BRIEF: Retype all the records with nothing changed.

──────────────────────────────

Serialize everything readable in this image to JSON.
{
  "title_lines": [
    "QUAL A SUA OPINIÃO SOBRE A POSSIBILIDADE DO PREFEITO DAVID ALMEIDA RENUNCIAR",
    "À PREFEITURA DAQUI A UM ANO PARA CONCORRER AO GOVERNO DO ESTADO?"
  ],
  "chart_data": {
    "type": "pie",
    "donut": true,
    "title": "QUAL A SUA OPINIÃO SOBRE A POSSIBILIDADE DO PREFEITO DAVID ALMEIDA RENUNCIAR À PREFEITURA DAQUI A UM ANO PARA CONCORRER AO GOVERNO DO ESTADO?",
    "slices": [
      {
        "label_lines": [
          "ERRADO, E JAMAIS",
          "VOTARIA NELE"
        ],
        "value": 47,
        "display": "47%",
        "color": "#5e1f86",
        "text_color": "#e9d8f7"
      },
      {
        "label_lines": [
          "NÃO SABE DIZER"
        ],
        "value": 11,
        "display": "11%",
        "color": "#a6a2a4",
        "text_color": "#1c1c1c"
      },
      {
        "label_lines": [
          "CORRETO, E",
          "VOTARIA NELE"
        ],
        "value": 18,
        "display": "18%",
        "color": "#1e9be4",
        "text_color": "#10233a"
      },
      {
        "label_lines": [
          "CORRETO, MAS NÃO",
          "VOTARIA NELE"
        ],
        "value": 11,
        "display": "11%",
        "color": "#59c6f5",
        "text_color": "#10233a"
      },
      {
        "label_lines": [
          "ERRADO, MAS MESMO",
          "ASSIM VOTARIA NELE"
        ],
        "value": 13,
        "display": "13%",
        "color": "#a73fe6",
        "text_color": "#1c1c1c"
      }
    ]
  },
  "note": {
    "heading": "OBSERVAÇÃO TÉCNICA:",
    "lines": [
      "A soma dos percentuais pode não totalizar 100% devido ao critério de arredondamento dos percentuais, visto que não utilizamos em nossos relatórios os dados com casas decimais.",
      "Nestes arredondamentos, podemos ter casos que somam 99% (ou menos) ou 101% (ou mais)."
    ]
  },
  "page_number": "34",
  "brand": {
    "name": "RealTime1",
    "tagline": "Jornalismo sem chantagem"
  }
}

──────────────────────────────

EXPECTED ANSWER:
Serialize everything readable in this image to JSON.
{
  "title_lines": [
    "QUAL A SUA OPINIÃO SOBRE A POSSIBILIDADE DO PREFEITO DAVID ALMEIDA RENUNCIAR",
    "À PREFEITURA DAQUI A UM ANO PARA CONCORRER AO GOVERNO DO ESTADO?"
  ],
  "chart_data": {
    "type": "pie",
    "donut": true,
    "title": "QUAL A SUA OPINIÃO SOBRE A POSSIBILIDADE DO PREFEITO DAVID ALMEIDA RENUNCIAR À PREFEITURA DAQUI A UM ANO PARA CONCORRER AO GOVERNO DO ESTADO?",
    "slices": [
      {
        "label_lines": [
          "ERRADO, E JAMAIS",
          "VOTARIA NELE"
        ],
        "value": 47,
        "display": "47%",
        "color": "#5e1f86",
        "text_color": "#e9d8f7"
      },
      {
        "label_lines": [
          "NÃO SABE DIZER"
        ],
        "value": 11,
        "display": "11%",
        "color": "#a6a2a4",
        "text_color": "#1c1c1c"
      },
      {
        "label_lines": [
          "CORRETO, E",
          "VOTARIA NELE"
        ],
        "value": 18,
        "display": "18%",
        "color": "#1e9be4",
        "text_color": "#10233a"
      },
      {
        "label_lines": [
          "CORRETO, MAS NÃO",
          "VOTARIA NELE"
        ],
        "value": 11,
        "display": "11%",
        "color": "#59c6f5",
        "text_color": "#10233a"
      },
      {
        "label_lines": [
          "ERRADO, MAS MESMO",
          "ASSIM VOTARIA NELE"
        ],
        "value": 13,
        "display": "13%",
        "color": "#a73fe6",
        "text_color": "#1c1c1c"
      }
    ]
  },
  "note": {
    "heading": "OBSERVAÇÃO TÉCNICA:",
    "lines": [
      "A soma dos percentuais pode não totalizar 100% devido ao critério de arredondamento dos percentuais, visto que não utilizamos em nossos relatórios os dados com casas decimais.",
      "Nestes arredondamentos, podemos ter casos que somam 99% (ou menos) ou 101% (ou mais)."
    ]
  },
  "page_number": "34",
  "brand": {
    "name": "RealTime1",
    "tagline": "Jornalismo sem chantagem"
  }
}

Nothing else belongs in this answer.